(Stored data entries)
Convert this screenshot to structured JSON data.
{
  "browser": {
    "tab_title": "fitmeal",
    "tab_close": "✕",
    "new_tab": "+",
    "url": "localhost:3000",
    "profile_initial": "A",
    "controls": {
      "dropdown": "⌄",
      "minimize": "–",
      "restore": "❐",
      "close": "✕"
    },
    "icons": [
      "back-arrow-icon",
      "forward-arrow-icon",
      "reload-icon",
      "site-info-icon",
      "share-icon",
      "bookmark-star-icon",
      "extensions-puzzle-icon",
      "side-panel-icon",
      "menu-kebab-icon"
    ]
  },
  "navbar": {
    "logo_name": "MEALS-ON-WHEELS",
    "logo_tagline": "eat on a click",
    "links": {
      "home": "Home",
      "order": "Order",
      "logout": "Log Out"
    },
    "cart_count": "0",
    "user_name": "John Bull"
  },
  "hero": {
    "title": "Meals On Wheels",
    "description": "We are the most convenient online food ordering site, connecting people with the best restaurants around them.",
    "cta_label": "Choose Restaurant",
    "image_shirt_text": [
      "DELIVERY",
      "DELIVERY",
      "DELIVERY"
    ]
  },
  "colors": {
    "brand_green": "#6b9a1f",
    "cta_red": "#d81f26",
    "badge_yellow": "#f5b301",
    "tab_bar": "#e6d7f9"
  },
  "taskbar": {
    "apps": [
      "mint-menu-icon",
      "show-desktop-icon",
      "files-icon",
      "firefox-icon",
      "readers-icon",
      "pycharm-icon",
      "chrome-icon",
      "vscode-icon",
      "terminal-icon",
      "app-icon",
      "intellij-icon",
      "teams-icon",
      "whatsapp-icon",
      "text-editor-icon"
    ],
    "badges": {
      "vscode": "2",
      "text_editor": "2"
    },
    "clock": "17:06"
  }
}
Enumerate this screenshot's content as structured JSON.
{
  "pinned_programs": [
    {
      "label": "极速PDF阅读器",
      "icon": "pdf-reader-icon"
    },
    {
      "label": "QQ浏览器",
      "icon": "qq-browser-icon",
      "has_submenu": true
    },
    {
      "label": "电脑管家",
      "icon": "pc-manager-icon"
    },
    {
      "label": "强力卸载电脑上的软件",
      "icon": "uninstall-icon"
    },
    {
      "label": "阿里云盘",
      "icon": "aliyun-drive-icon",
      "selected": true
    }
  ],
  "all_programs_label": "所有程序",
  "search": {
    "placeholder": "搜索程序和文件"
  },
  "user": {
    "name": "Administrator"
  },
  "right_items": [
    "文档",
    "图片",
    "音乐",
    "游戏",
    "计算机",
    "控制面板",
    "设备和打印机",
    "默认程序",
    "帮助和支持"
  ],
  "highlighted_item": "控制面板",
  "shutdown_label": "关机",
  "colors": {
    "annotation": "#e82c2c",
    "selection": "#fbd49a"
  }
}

§ **Task brief**
Output the records verbatim, from the first line to the last.

§ **Complete response**
Convert this screenshot to structured JSON data.
{
  "browser": {
    "tab_title": "fitmeal",
    "tab_close": "✕",
    "new_tab": "+",
    "url": "localhost:3000",
    "profile_initial": "A",
    "controls": {
      "dropdown": "⌄",
      "minimize": "–",
      "restore": "❐",
      "close": "✕"
    },
    "icons": [
      "back-arrow-icon",
      "forward-arrow-icon",
      "reload-icon",
      "site-info-icon",
      "share-icon",
      "bookmark-star-icon",
      "extensions-puzzle-icon",
      "side-panel-icon",
      "menu-kebab-icon"
    ]
  },
  "navbar": {
    "logo_name": "MEALS-ON-WHEELS",
    "logo_tagline": "eat on a click",
    "links": {
      "home": "Home",
      "order": "Order",
      "logout": "Log Out"
    },
    "cart_count": "0",
    "user_name": "John Bull"
  },
  "hero": {
    "title": "Meals On Wheels",
    "description": "We are the most convenient online food ordering site, connecting people with the best restaurants around them.",
    "cta_label": "Choose Restaurant",
    "image_shirt_text": [
      "DELIVERY",
      "DELIVERY",
      "DELIVERY"
    ]
  },
  "colors": {
    "brand_green": "#6b9a1f",
    "cta_red": "#d81f26",
    "badge_yellow": "#f5b301",
    "tab_bar": "#e6d7f9"
  },
  "taskbar": {
    "apps": [
      "mint-menu-icon",
      "show-desktop-icon",
      "files-icon",
      "firefox-icon",
      "readers-icon",
      "pycharm-icon",
      "chrome-icon",
      "vscode-icon",
      "terminal-icon",
      "app-icon",
      "intellij-icon",
      "teams-icon",
      "whatsapp-icon",
      "text-editor-icon"
    ],
    "badges": {
      "vscode": "2",
      "text_editor": "2"
    },
    "clock": "17:06"
  }
}
Enumerate this screenshot's content as structured JSON.
{
  "pinned_programs": [
    {
      "label": "极速PDF阅读器",
      "icon": "pdf-reader-icon"
    },
    {
      "label": "QQ浏览器",
      "icon": "qq-browser-icon",
      "has_submenu": true
    },
    {
      "label": "电脑管家",
      "icon": "pc-manager-icon"
    },
    {
      "label": "强力卸载电脑上的软件",
      "icon": "uninstall-icon"
    },
    {
      "label": "阿里云盘",
      "icon": "aliyun-drive-icon",
      "selected": true
    }
  ],
  "all_programs_label": "所有程序",
  "search": {
    "placeholder": "搜索程序和文件"
  },
  "user": {
    "name": "Administrator"
  },
  "right_items": [
    "文档",
    "图片",
    "音乐",
    "游戏",
    "计算机",
    "控制面板",
    "设备和打印机",
    "默认程序",
    "帮助和支持"
  ],
  "highlighted_item": "控制面板",
  "shutdown_label": "关机",
  "colors": {
    "annotation": "#e82c2c",
    "selection": "#fbd49a"
  }
}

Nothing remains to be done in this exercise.